━━ INFORMATION PROVIDED ━━

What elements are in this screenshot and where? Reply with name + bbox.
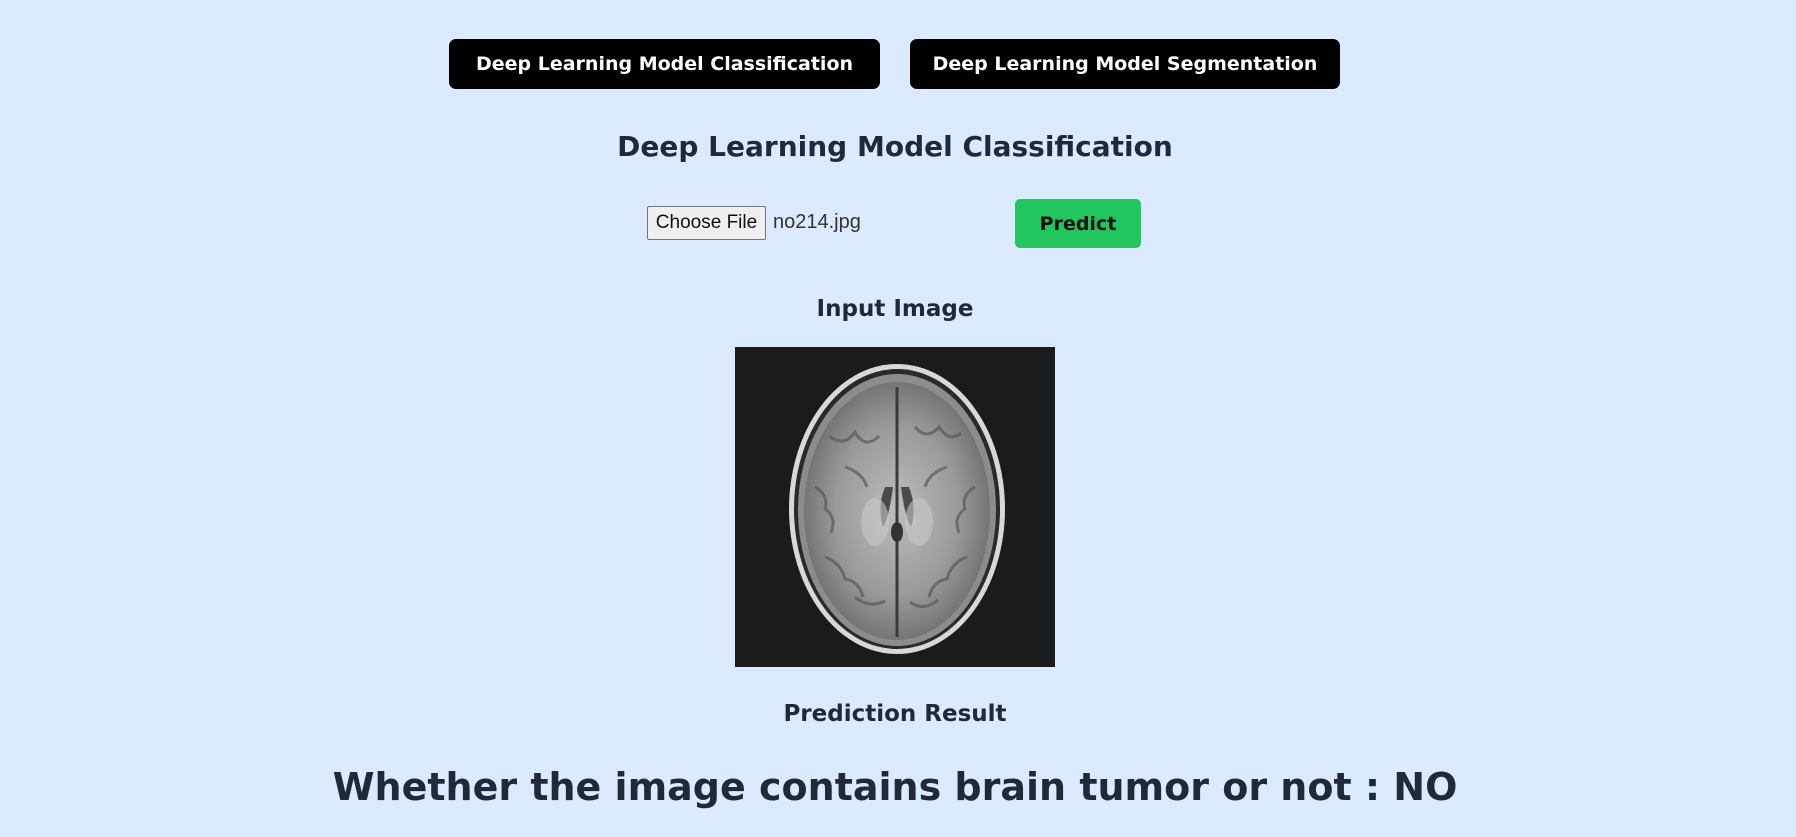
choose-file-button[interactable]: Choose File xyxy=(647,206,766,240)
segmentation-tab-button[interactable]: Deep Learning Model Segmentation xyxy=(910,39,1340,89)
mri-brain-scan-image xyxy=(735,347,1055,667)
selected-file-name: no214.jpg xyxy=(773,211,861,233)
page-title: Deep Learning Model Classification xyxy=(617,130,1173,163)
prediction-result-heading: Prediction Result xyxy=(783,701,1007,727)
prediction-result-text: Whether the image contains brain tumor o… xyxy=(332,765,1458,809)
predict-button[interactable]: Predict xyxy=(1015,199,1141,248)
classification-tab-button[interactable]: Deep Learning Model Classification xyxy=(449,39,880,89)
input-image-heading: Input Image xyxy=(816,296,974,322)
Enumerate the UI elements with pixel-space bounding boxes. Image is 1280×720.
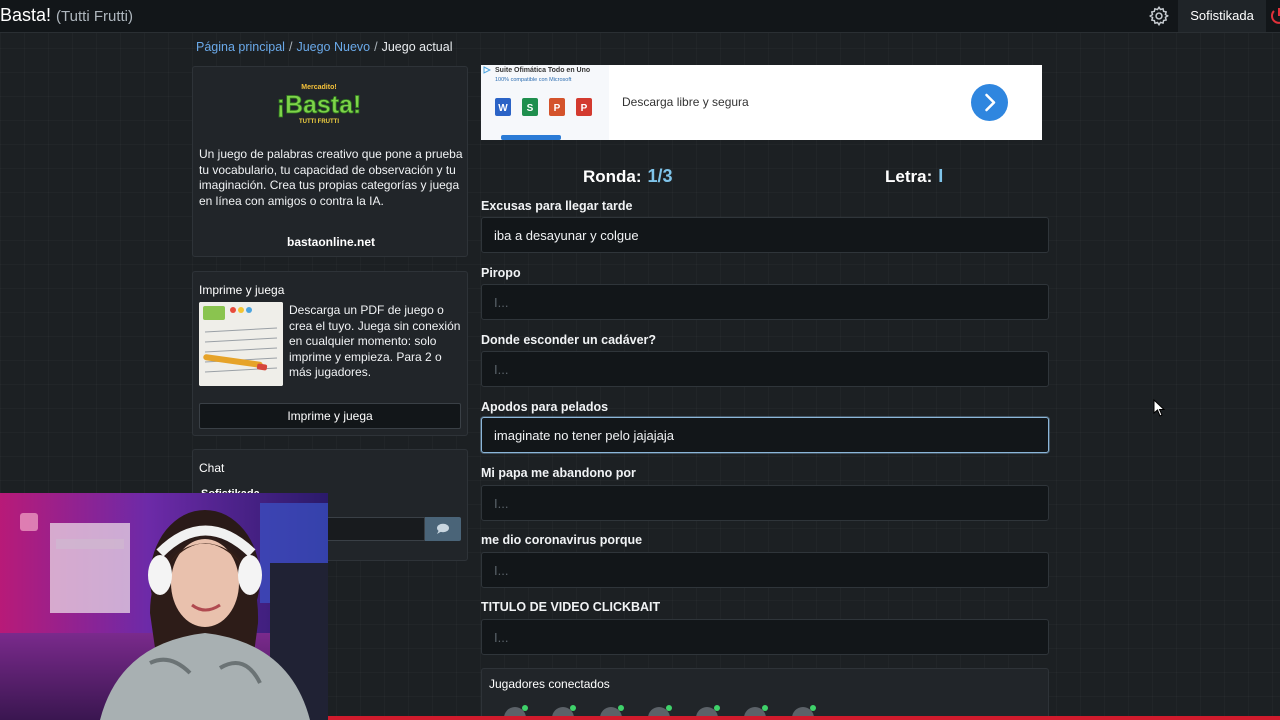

━━━
━━ INFORMATION PROVIDED ━━

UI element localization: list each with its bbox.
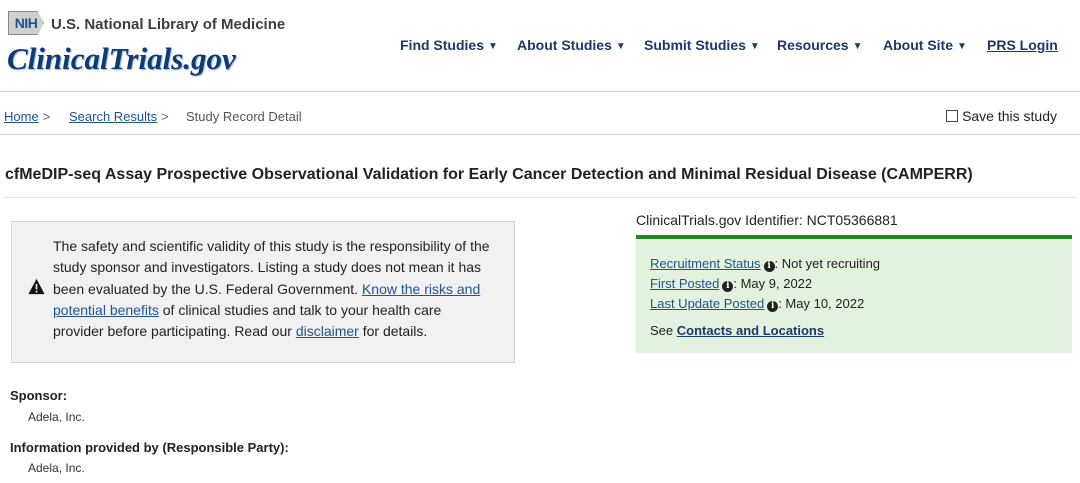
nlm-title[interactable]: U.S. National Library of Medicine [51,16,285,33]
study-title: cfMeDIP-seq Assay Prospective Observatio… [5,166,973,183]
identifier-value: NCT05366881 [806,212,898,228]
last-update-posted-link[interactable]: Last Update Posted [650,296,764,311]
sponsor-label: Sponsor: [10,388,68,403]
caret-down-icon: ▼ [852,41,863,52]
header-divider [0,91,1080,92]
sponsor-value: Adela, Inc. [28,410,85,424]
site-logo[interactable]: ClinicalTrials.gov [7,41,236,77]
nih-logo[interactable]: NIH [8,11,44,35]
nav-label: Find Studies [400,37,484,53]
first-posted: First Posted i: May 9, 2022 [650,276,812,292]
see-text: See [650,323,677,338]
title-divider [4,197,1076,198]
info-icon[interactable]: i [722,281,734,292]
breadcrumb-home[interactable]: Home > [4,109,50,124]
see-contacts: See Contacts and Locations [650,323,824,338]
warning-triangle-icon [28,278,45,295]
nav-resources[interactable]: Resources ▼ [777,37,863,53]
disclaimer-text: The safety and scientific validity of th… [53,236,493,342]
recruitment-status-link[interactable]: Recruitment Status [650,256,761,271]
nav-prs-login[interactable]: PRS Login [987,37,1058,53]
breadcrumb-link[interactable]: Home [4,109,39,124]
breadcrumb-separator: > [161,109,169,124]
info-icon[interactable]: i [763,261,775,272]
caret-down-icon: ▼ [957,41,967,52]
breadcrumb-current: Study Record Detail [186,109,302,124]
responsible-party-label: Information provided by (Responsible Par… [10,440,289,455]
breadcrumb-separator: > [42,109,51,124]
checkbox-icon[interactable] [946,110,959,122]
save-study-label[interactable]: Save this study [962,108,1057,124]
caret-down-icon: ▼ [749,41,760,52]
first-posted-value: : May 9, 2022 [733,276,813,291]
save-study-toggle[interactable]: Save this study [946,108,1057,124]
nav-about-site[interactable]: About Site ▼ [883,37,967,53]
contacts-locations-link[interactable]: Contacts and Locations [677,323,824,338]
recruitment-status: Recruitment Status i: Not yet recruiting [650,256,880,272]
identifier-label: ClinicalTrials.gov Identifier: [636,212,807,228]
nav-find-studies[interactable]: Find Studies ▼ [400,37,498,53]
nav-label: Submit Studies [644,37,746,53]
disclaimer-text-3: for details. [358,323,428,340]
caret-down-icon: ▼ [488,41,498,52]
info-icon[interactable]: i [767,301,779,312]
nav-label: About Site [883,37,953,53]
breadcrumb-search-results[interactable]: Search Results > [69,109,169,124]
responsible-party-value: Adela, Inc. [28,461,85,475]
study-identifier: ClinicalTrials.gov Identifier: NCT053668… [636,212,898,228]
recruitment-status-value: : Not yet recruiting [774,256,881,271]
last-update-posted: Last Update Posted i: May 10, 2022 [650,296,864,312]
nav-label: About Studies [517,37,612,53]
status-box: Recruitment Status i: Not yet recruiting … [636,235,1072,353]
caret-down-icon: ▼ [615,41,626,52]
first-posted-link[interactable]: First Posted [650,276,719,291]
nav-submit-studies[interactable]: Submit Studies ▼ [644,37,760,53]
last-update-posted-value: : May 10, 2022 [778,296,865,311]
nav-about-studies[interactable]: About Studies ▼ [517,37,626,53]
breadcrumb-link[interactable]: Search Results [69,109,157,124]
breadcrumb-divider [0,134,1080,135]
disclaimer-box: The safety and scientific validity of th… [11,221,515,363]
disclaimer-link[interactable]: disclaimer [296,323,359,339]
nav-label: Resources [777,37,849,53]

━━━

TASK REQUIREMENTS. Using the data above, give again exactly the lines starting at the one holding "What elements are" and ending at the one holding "Enumerate the UI", inclusive, and nothing more. Omit the pictures.

ANSWER TO THE PROBLEM.
What elements are in this screenshot and where? Reply with name + bbox.
choose-file-button[interactable]: Choose File xyxy=(647,206,766,240)
segmentation-tab-button[interactable]: Deep Learning Model Segmentation xyxy=(910,39,1340,89)
mri-brain-scan-image xyxy=(735,347,1055,667)
selected-file-name: no214.jpg xyxy=(773,211,861,233)
page-title: Deep Learning Model Classification xyxy=(617,130,1173,163)
prediction-result-heading: Prediction Result xyxy=(783,701,1007,727)
prediction-result-text: Whether the image contains brain tumor o… xyxy=(332,765,1458,809)
predict-button[interactable]: Predict xyxy=(1015,199,1141,248)
classification-tab-button[interactable]: Deep Learning Model Classification xyxy=(449,39,880,89)
input-image-heading: Input Image xyxy=(816,296,974,322)
Enumerate the UI elements with pixel-space bounding boxes. Image is 1280×720.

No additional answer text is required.